Entries with figure data
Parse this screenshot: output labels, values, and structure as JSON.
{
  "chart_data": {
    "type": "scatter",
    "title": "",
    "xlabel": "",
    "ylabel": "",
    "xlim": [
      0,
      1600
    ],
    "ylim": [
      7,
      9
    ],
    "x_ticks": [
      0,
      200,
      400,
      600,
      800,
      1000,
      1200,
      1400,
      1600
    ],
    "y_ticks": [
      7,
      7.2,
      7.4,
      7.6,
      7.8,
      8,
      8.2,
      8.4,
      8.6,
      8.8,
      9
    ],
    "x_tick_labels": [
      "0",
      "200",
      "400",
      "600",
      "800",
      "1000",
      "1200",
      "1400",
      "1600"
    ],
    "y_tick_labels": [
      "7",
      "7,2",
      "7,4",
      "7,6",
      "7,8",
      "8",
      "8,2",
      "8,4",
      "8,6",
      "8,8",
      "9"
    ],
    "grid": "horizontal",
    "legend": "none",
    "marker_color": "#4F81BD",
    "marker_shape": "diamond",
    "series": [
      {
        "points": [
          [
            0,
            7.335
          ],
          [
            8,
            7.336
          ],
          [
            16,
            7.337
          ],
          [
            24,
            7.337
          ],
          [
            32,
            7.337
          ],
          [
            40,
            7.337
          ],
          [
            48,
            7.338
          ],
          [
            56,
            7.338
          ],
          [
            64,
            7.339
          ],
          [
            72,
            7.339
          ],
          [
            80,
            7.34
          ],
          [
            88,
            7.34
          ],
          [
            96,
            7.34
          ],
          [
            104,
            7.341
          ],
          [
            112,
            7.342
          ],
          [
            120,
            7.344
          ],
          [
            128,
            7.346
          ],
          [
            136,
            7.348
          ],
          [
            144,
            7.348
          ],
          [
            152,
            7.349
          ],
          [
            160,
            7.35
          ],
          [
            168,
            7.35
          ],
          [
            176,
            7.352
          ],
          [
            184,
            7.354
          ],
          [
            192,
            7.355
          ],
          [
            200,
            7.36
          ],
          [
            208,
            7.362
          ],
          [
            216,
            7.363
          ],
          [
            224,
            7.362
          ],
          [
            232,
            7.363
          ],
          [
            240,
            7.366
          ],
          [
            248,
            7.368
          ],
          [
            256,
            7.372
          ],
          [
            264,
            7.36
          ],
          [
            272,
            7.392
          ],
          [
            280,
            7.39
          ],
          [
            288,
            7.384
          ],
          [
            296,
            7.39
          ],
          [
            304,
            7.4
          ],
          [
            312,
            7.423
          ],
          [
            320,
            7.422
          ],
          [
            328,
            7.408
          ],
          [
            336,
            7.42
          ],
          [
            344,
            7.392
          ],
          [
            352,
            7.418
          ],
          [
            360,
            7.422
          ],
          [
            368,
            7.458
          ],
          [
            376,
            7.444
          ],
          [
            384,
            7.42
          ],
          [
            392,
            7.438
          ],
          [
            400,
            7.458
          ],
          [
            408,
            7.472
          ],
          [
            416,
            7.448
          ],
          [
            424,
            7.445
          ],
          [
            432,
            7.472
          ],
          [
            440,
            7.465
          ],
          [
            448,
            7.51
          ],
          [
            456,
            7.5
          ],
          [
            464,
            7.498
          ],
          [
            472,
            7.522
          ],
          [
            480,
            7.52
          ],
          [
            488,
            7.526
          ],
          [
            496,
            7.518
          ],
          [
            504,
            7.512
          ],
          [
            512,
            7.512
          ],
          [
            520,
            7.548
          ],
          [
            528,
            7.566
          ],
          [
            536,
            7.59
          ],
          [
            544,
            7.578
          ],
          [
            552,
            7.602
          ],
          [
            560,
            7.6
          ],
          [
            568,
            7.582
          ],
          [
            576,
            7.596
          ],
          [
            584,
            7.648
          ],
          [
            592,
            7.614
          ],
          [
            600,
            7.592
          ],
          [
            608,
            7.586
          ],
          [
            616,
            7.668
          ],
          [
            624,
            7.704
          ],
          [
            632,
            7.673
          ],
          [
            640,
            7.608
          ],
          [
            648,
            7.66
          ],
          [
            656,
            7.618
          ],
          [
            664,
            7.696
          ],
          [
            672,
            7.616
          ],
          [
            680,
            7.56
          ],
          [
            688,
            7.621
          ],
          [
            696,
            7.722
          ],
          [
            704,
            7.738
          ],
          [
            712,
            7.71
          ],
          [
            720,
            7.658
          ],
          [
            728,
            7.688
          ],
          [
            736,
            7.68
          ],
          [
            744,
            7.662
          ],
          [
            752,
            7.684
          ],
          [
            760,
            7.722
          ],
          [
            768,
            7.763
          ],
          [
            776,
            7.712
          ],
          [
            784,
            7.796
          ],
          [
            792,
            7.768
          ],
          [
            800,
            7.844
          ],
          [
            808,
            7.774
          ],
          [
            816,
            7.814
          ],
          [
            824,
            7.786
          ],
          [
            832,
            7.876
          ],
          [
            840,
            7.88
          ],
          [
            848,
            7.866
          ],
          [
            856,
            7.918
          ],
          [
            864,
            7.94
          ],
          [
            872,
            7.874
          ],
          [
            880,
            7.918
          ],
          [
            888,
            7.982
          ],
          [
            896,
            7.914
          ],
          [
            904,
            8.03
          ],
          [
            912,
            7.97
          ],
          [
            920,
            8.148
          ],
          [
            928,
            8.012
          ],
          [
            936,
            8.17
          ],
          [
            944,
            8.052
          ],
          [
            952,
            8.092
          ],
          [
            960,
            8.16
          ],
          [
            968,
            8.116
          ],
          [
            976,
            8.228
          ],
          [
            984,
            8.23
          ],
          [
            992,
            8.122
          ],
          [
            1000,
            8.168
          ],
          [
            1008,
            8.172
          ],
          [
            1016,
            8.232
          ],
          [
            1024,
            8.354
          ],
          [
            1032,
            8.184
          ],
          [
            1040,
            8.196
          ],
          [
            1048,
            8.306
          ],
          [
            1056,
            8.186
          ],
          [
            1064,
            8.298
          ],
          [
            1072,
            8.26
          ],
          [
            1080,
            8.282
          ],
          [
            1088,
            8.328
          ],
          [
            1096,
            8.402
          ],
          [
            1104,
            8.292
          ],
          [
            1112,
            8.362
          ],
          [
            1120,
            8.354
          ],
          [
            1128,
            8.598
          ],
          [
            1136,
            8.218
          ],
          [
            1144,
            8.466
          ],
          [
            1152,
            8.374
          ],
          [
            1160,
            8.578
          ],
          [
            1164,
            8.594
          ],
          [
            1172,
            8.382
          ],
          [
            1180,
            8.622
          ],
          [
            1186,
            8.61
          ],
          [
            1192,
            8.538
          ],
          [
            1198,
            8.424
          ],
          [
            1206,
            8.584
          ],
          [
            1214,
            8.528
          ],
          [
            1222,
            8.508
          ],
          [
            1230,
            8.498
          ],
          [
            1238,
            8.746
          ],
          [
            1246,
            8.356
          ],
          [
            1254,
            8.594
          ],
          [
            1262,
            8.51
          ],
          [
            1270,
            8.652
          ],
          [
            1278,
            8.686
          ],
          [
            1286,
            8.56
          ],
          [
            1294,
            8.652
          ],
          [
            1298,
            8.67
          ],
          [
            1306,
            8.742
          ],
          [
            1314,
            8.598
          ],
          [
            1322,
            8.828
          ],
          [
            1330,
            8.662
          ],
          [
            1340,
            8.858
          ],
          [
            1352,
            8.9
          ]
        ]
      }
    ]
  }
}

§ **Task**: Please quote the records above exactly, without skipping a line.

§ **Exercise result**:
Parse this screenshot: output labels, values, and structure as JSON.
{
  "chart_data": {
    "type": "scatter",
    "title": "",
    "xlabel": "",
    "ylabel": "",
    "xlim": [
      0,
      1600
    ],
    "ylim": [
      7,
      9
    ],
    "x_ticks": [
      0,
      200,
      400,
      600,
      800,
      1000,
      1200,
      1400,
      1600
    ],
    "y_ticks": [
      7,
      7.2,
      7.4,
      7.6,
      7.8,
      8,
      8.2,
      8.4,
      8.6,
      8.8,
      9
    ],
    "x_tick_labels": [
      "0",
      "200",
      "400",
      "600",
      "800",
      "1000",
      "1200",
      "1400",
      "1600"
    ],
    "y_tick_labels": [
      "7",
      "7,2",
      "7,4",
      "7,6",
      "7,8",
      "8",
      "8,2",
      "8,4",
      "8,6",
      "8,8",
      "9"
    ],
    "grid": "horizontal",
    "legend": "none",
    "marker_color": "#4F81BD",
    "marker_shape": "diamond",
    "series": [
      {
        "points": [
          [
            0,
            7.335
          ],
          [
            8,
            7.336
          ],
          [
            16,
            7.337
          ],
          [
            24,
            7.337
          ],
          [
            32,
            7.337
          ],
          [
            40,
            7.337
          ],
          [
            48,
            7.338
          ],
          [
            56,
            7.338
          ],
          [
            64,
            7.339
          ],
          [
            72,
            7.339
          ],
          [
            80,
            7.34
          ],
          [
            88,
            7.34
          ],
          [
            96,
            7.34
          ],
          [
            104,
            7.341
          ],
          [
            112,
            7.342
          ],
          [
            120,
            7.344
          ],
          [
            128,
            7.346
          ],
          [
            136,
            7.348
          ],
          [
            144,
            7.348
          ],
          [
            152,
            7.349
          ],
          [
            160,
            7.35
          ],
          [
            168,
            7.35
          ],
          [
            176,
            7.352
          ],
          [
            184,
            7.354
          ],
          [
            192,
            7.355
          ],
          [
            200,
            7.36
          ],
          [
            208,
            7.362
          ],
          [
            216,
            7.363
          ],
          [
            224,
            7.362
          ],
          [
            232,
            7.363
          ],
          [
            240,
            7.366
          ],
          [
            248,
            7.368
          ],
          [
            256,
            7.372
          ],
          [
            264,
            7.36
          ],
          [
            272,
            7.392
          ],
          [
            280,
            7.39
          ],
          [
            288,
            7.384
          ],
          [
            296,
            7.39
          ],
          [
            304,
            7.4
          ],
          [
            312,
            7.423
          ],
          [
            320,
            7.422
          ],
          [
            328,
            7.408
          ],
          [
            336,
            7.42
          ],
          [
            344,
            7.392
          ],
          [
            352,
            7.418
          ],
          [
            360,
            7.422
          ],
          [
            368,
            7.458
          ],
          [
            376,
            7.444
          ],
          [
            384,
            7.42
          ],
          [
            392,
            7.438
          ],
          [
            400,
            7.458
          ],
          [
            408,
            7.472
          ],
          [
            416,
            7.448
          ],
          [
            424,
            7.445
          ],
          [
            432,
            7.472
          ],
          [
            440,
            7.465
          ],
          [
            448,
            7.51
          ],
          [
            456,
            7.5
          ],
          [
            464,
            7.498
          ],
          [
            472,
            7.522
          ],
          [
            480,
            7.52
          ],
          [
            488,
            7.526
          ],
          [
            496,
            7.518
          ],
          [
            504,
            7.512
          ],
          [
            512,
            7.512
          ],
          [
            520,
            7.548
          ],
          [
            528,
            7.566
          ],
          [
            536,
            7.59
          ],
          [
            544,
            7.578
          ],
          [
            552,
            7.602
          ],
          [
            560,
            7.6
          ],
          [
            568,
            7.582
          ],
          [
            576,
            7.596
          ],
          [
            584,
            7.648
          ],
          [
            592,
            7.614
          ],
          [
            600,
            7.592
          ],
          [
            608,
            7.586
          ],
          [
            616,
            7.668
          ],
          [
            624,
            7.704
          ],
          [
            632,
            7.673
          ],
          [
            640,
            7.608
          ],
          [
            648,
            7.66
          ],
          [
            656,
            7.618
          ],
          [
            664,
            7.696
          ],
          [
            672,
            7.616
          ],
          [
            680,
            7.56
          ],
          [
            688,
            7.621
          ],
          [
            696,
            7.722
          ],
          [
            704,
            7.738
          ],
          [
            712,
            7.71
          ],
          [
            720,
            7.658
          ],
          [
            728,
            7.688
          ],
          [
            736,
            7.68
          ],
          [
            744,
            7.662
          ],
          [
            752,
            7.684
          ],
          [
            760,
            7.722
          ],
          [
            768,
            7.763
          ],
          [
            776,
            7.712
          ],
          [
            784,
            7.796
          ],
          [
            792,
            7.768
          ],
          [
            800,
            7.844
          ],
          [
            808,
            7.774
          ],
          [
            816,
            7.814
          ],
          [
            824,
            7.786
          ],
          [
            832,
            7.876
          ],
          [
            840,
            7.88
          ],
          [
            848,
            7.866
          ],
          [
            856,
            7.918
          ],
          [
            864,
            7.94
          ],
          [
            872,
            7.874
          ],
          [
            880,
            7.918
          ],
          [
            888,
            7.982
          ],
          [
            896,
            7.914
          ],
          [
            904,
            8.03
          ],
          [
            912,
            7.97
          ],
          [
            920,
            8.148
          ],
          [
            928,
            8.012
          ],
          [
            936,
            8.17
          ],
          [
            944,
            8.052
          ],
          [
            952,
            8.092
          ],
          [
            960,
            8.16
          ],
          [
            968,
            8.116
          ],
          [
            976,
            8.228
          ],
          [
            984,
            8.23
          ],
          [
            992,
            8.122
          ],
          [
            1000,
            8.168
          ],
          [
            1008,
            8.172
          ],
          [
            1016,
            8.232
          ],
          [
            1024,
            8.354
          ],
          [
            1032,
            8.184
          ],
          [
            1040,
            8.196
          ],
          [
            1048,
            8.306
          ],
          [
            1056,
            8.186
          ],
          [
            1064,
            8.298
          ],
          [
            1072,
            8.26
          ],
          [
            1080,
            8.282
          ],
          [
            1088,
            8.328
          ],
          [
            1096,
            8.402
          ],
          [
            1104,
            8.292
          ],
          [
            1112,
            8.362
          ],
          [
            1120,
            8.354
          ],
          [
            1128,
            8.598
          ],
          [
            1136,
            8.218
          ],
          [
            1144,
            8.466
          ],
          [
            1152,
            8.374
          ],
          [
            1160,
            8.578
          ],
          [
            1164,
            8.594
          ],
          [
            1172,
            8.382
          ],
          [
            1180,
            8.622
          ],
          [
            1186,
            8.61
          ],
          [
            1192,
            8.538
          ],
          [
            1198,
            8.424
          ],
          [
            1206,
            8.584
          ],
          [
            1214,
            8.528
          ],
          [
            1222,
            8.508
          ],
          [
            1230,
            8.498
          ],
          [
            1238,
            8.746
          ],
          [
            1246,
            8.356
          ],
          [
            1254,
            8.594
          ],
          [
            1262,
            8.51
          ],
          [
            1270,
            8.652
          ],
          [
            1278,
            8.686
          ],
          [
            1286,
            8.56
          ],
          [
            1294,
            8.652
          ],
          [
            1298,
            8.67
          ],
          [
            1306,
            8.742
          ],
          [
            1314,
            8.598
          ],
          [
            1322,
            8.828
          ],
          [
            1330,
            8.662
          ],
          [
            1340,
            8.858
          ],
          [
            1352,
            8.9
          ]
        ]
      }
    ]
  }
}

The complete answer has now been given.